-- begin DATA SUPPLIED --
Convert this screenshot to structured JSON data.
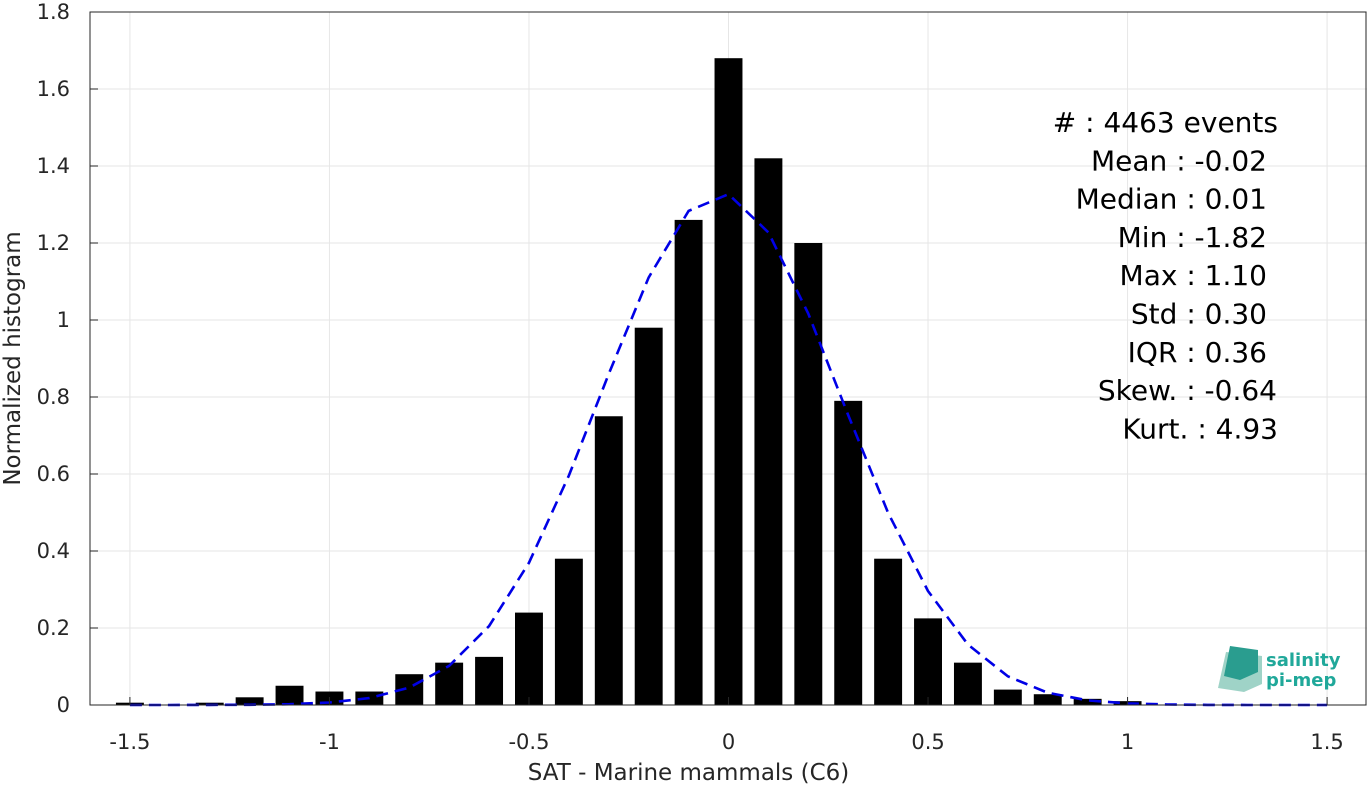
{
  "chart_data": {
    "type": "bar",
    "xlabel": "SAT - Marine mammals (C6)",
    "ylabel": "Normalized histogram",
    "xlim": [
      -1.6,
      1.6
    ],
    "ylim": [
      0,
      1.8
    ],
    "xticks": [
      -1.5,
      -1,
      -0.5,
      0,
      0.5,
      1,
      1.5
    ],
    "xtick_labels": [
      "-1.5",
      "-1",
      "-0.5",
      "0",
      "0.5",
      "1",
      "1.5"
    ],
    "yticks": [
      0,
      0.2,
      0.4,
      0.6,
      0.8,
      1,
      1.2,
      1.4,
      1.6,
      1.8
    ],
    "ytick_labels": [
      "0",
      "0.2",
      "0.4",
      "0.6",
      "0.8",
      "1",
      "1.2",
      "1.4",
      "1.6",
      "1.8"
    ],
    "grid": true,
    "bar_color": "#000000",
    "bar_width": 0.07,
    "bins": [
      {
        "x": -1.5,
        "y": 0.006
      },
      {
        "x": -1.3,
        "y": 0.006
      },
      {
        "x": -1.2,
        "y": 0.02
      },
      {
        "x": -1.1,
        "y": 0.05
      },
      {
        "x": -1.0,
        "y": 0.035
      },
      {
        "x": -0.9,
        "y": 0.035
      },
      {
        "x": -0.8,
        "y": 0.08
      },
      {
        "x": -0.7,
        "y": 0.11
      },
      {
        "x": -0.6,
        "y": 0.125
      },
      {
        "x": -0.5,
        "y": 0.24
      },
      {
        "x": -0.4,
        "y": 0.38
      },
      {
        "x": -0.3,
        "y": 0.75
      },
      {
        "x": -0.2,
        "y": 0.98
      },
      {
        "x": -0.1,
        "y": 1.26
      },
      {
        "x": 0.0,
        "y": 1.68
      },
      {
        "x": 0.1,
        "y": 1.42
      },
      {
        "x": 0.2,
        "y": 1.2
      },
      {
        "x": 0.3,
        "y": 0.79
      },
      {
        "x": 0.4,
        "y": 0.38
      },
      {
        "x": 0.5,
        "y": 0.225
      },
      {
        "x": 0.6,
        "y": 0.11
      },
      {
        "x": 0.7,
        "y": 0.04
      },
      {
        "x": 0.8,
        "y": 0.028
      },
      {
        "x": 0.9,
        "y": 0.016
      },
      {
        "x": 1.0,
        "y": 0.01
      }
    ],
    "fit_curve": {
      "style": "dashed",
      "color": "#0000e6",
      "mean": -0.02,
      "std": 0.3,
      "x_range": [
        -1.5,
        1.5
      ]
    },
    "stats_box": [
      "#  : 4463 events",
      "Mean : -0.02",
      "Median : 0.01",
      "Min : -1.82",
      "Max : 1.10",
      "Std : 0.30",
      "IQR : 0.36",
      "Skew. : -0.64",
      "Kurt. : 4.93"
    ]
  },
  "logo": {
    "line1": "salinity",
    "line2": "pi-mep",
    "color": "#20a89a"
  }
}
-- end DATA SUPPLIED --
▸ TASK DETAILS:
Omit the pictures and give the material again, exactly and in full.

▸ REPLY TO THE TASK:
Convert this screenshot to structured JSON data.
{
  "chart_data": {
    "type": "bar",
    "xlabel": "SAT - Marine mammals (C6)",
    "ylabel": "Normalized histogram",
    "xlim": [
      -1.6,
      1.6
    ],
    "ylim": [
      0,
      1.8
    ],
    "xticks": [
      -1.5,
      -1,
      -0.5,
      0,
      0.5,
      1,
      1.5
    ],
    "xtick_labels": [
      "-1.5",
      "-1",
      "-0.5",
      "0",
      "0.5",
      "1",
      "1.5"
    ],
    "yticks": [
      0,
      0.2,
      0.4,
      0.6,
      0.8,
      1,
      1.2,
      1.4,
      1.6,
      1.8
    ],
    "ytick_labels": [
      "0",
      "0.2",
      "0.4",
      "0.6",
      "0.8",
      "1",
      "1.2",
      "1.4",
      "1.6",
      "1.8"
    ],
    "grid": true,
    "bar_color": "#000000",
    "bar_width": 0.07,
    "bins": [
      {
        "x": -1.5,
        "y": 0.006
      },
      {
        "x": -1.3,
        "y": 0.006
      },
      {
        "x": -1.2,
        "y": 0.02
      },
      {
        "x": -1.1,
        "y": 0.05
      },
      {
        "x": -1.0,
        "y": 0.035
      },
      {
        "x": -0.9,
        "y": 0.035
      },
      {
        "x": -0.8,
        "y": 0.08
      },
      {
        "x": -0.7,
        "y": 0.11
      },
      {
        "x": -0.6,
        "y": 0.125
      },
      {
        "x": -0.5,
        "y": 0.24
      },
      {
        "x": -0.4,
        "y": 0.38
      },
      {
        "x": -0.3,
        "y": 0.75
      },
      {
        "x": -0.2,
        "y": 0.98
      },
      {
        "x": -0.1,
        "y": 1.26
      },
      {
        "x": 0.0,
        "y": 1.68
      },
      {
        "x": 0.1,
        "y": 1.42
      },
      {
        "x": 0.2,
        "y": 1.2
      },
      {
        "x": 0.3,
        "y": 0.79
      },
      {
        "x": 0.4,
        "y": 0.38
      },
      {
        "x": 0.5,
        "y": 0.225
      },
      {
        "x": 0.6,
        "y": 0.11
      },
      {
        "x": 0.7,
        "y": 0.04
      },
      {
        "x": 0.8,
        "y": 0.028
      },
      {
        "x": 0.9,
        "y": 0.016
      },
      {
        "x": 1.0,
        "y": 0.01
      }
    ],
    "fit_curve": {
      "style": "dashed",
      "color": "#0000e6",
      "mean": -0.02,
      "std": 0.3,
      "x_range": [
        -1.5,
        1.5
      ]
    },
    "stats_box": [
      "#  : 4463 events",
      "Mean : -0.02",
      "Median : 0.01",
      "Min : -1.82",
      "Max : 1.10",
      "Std : 0.30",
      "IQR : 0.36",
      "Skew. : -0.64",
      "Kurt. : 4.93"
    ]
  },
  "logo": {
    "line1": "salinity",
    "line2": "pi-mep",
    "color": "#20a89a"
  }
}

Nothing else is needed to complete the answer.